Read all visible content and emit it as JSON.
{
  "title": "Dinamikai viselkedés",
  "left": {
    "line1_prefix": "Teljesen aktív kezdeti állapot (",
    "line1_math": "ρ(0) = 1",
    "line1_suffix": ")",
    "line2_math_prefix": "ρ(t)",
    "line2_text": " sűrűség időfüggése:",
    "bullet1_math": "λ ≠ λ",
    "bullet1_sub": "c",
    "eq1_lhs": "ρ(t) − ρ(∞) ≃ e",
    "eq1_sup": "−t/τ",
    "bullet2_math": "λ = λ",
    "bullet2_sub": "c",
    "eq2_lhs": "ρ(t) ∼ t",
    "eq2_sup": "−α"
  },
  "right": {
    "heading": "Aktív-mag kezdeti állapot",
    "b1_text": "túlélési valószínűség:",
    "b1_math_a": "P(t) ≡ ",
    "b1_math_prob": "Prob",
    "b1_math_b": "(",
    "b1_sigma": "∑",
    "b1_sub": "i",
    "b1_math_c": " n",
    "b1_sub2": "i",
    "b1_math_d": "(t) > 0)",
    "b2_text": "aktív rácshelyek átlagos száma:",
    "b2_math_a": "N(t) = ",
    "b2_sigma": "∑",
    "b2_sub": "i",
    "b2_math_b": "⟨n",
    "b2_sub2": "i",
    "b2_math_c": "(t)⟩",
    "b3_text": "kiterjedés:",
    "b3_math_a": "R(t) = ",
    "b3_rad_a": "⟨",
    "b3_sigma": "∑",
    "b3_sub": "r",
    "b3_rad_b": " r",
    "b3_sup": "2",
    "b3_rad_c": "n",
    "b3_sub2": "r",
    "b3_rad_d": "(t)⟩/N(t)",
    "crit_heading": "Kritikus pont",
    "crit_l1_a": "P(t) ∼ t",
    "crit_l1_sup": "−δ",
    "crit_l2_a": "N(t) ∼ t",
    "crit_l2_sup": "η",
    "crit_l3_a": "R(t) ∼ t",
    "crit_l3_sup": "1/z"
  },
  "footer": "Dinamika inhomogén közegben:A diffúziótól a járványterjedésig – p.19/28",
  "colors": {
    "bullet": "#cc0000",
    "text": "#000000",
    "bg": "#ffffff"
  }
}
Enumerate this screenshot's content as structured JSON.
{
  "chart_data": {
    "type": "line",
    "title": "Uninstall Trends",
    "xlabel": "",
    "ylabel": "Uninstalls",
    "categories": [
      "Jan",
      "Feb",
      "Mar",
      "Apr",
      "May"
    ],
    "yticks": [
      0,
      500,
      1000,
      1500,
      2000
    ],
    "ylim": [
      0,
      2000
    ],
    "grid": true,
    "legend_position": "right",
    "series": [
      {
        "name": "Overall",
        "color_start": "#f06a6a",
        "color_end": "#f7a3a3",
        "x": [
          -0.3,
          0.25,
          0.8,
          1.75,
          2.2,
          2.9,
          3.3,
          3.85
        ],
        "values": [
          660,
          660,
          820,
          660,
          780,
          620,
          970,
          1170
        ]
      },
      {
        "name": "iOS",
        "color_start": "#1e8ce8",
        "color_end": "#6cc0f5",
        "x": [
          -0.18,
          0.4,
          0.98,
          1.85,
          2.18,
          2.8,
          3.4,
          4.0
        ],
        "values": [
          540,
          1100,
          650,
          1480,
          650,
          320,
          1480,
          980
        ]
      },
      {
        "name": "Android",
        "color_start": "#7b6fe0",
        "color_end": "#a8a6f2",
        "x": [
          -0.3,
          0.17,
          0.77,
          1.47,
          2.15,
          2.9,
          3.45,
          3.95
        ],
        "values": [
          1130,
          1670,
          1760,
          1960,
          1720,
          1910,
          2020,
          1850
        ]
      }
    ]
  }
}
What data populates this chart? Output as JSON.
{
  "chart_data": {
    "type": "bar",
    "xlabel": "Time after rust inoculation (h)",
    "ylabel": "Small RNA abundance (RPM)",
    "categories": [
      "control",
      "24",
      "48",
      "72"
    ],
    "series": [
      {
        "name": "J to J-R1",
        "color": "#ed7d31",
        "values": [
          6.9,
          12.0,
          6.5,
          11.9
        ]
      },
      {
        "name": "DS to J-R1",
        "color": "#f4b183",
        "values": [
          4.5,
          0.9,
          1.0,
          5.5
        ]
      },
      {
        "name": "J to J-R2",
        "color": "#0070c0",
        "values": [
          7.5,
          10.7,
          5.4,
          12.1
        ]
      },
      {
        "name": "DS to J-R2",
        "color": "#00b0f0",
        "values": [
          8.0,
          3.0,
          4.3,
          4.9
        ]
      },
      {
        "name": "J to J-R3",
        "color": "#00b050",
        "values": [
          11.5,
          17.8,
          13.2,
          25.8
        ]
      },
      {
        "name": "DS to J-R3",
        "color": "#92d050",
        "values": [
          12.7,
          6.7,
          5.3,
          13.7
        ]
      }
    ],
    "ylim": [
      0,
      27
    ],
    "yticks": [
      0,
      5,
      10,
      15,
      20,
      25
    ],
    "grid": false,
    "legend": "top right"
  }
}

════════════════════

Given request —
Isolate each line of the listing above that includes "ylabel". Copy it.

Exercise result —
    "ylabel": "Uninstalls",
    "ylabel": "Small RNA abundance (RPM)",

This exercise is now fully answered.